# [WHAT IS NEEDED]
Transcribe the material verbatim in full; the pictures do not belong in the copy.
_ _ _
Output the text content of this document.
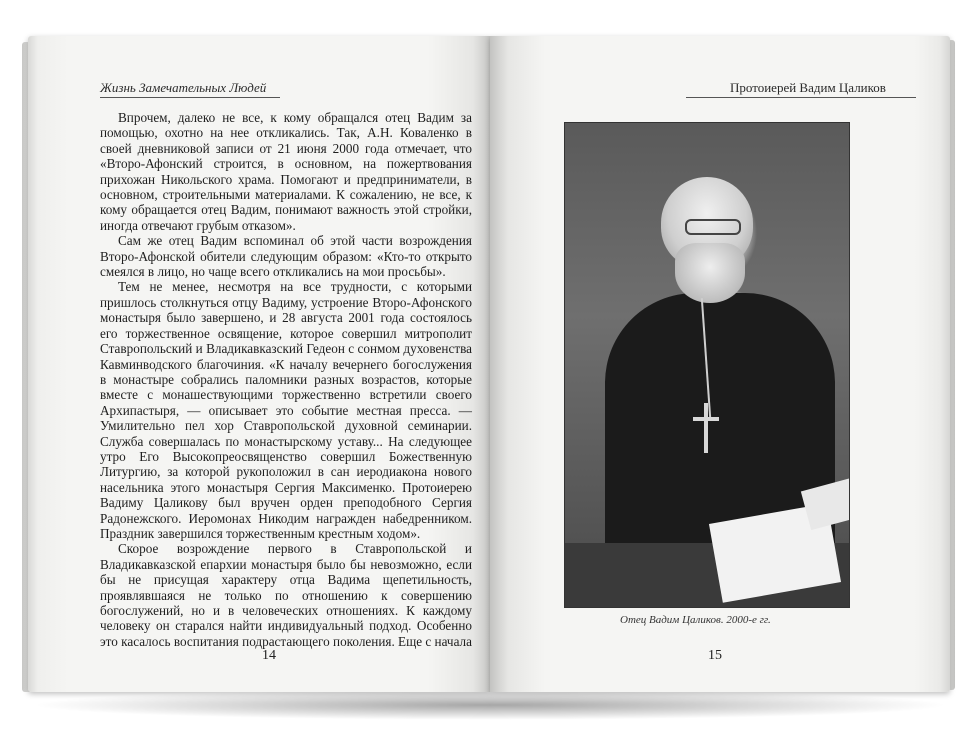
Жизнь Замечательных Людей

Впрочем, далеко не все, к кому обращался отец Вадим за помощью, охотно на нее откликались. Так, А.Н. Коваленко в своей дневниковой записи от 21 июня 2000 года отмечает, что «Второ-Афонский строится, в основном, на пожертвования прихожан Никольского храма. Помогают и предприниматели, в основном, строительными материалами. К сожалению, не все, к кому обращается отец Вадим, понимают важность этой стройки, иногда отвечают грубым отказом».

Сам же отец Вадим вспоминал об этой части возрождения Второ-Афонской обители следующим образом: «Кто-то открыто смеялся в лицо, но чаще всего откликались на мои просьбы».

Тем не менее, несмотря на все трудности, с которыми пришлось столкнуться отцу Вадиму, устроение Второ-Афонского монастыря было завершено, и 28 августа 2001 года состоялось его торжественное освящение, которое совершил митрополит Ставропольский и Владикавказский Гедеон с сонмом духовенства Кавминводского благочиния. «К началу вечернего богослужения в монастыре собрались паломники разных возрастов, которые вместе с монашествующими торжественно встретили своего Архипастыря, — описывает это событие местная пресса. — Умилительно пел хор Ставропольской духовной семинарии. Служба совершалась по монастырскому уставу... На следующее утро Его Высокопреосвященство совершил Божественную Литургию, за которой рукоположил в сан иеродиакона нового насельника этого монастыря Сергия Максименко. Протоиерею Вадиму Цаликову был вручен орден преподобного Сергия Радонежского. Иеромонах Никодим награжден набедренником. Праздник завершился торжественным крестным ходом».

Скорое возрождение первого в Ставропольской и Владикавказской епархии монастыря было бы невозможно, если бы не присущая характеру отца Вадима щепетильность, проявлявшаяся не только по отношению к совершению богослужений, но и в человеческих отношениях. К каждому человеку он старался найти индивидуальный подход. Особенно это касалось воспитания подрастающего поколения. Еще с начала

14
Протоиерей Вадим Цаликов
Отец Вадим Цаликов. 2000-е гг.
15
_ _ _
# [TASK OUTPUT]
Output the text content of this document.
Жизнь Замечательных Людей

Впрочем, далеко не все, к кому обращался отец Вадим за помощью, охотно на нее откликались. Так, А.Н. Коваленко в своей дневниковой записи от 21 июня 2000 года отмечает, что «Второ-Афонский строится, в основном, на пожертвования прихожан Никольского храма. Помогают и предприниматели, в основном, строительными материалами. К сожалению, не все, к кому обращается отец Вадим, понимают важность этой стройки, иногда отвечают грубым отказом».

Сам же отец Вадим вспоминал об этой части возрождения Второ-Афонской обители следующим образом: «Кто-то открыто смеялся в лицо, но чаще всего откликались на мои просьбы».

Тем не менее, несмотря на все трудности, с которыми пришлось столкнуться отцу Вадиму, устроение Второ-Афонского монастыря было завершено, и 28 августа 2001 года состоялось его торжественное освящение, которое совершил митрополит Ставропольский и Владикавказский Гедеон с сонмом духовенства Кавминводского благочиния. «К началу вечернего богослужения в монастыре собрались паломники разных возрастов, которые вместе с монашествующими торжественно встретили своего Архипастыря, — описывает это событие местная пресса. — Умилительно пел хор Ставропольской духовной семинарии. Служба совершалась по монастырскому уставу... На следующее утро Его Высокопреосвященство совершил Божественную Литургию, за которой рукоположил в сан иеродиакона нового насельника этого монастыря Сергия Максименко. Протоиерею Вадиму Цаликову был вручен орден преподобного Сергия Радонежского. Иеромонах Никодим награжден набедренником. Праздник завершился торжественным крестным ходом».

Скорое возрождение первого в Ставропольской и Владикавказской епархии монастыря было бы невозможно, если бы не присущая характеру отца Вадима щепетильность, проявлявшаяся не только по отношению к совершению богослужений, но и в человеческих отношениях. К каждому человеку он старался найти индивидуальный подход. Особенно это касалось воспитания подрастающего поколения. Еще с начала

14
Протоиерей Вадим Цаликов
Отец Вадим Цаликов. 2000-е гг.
15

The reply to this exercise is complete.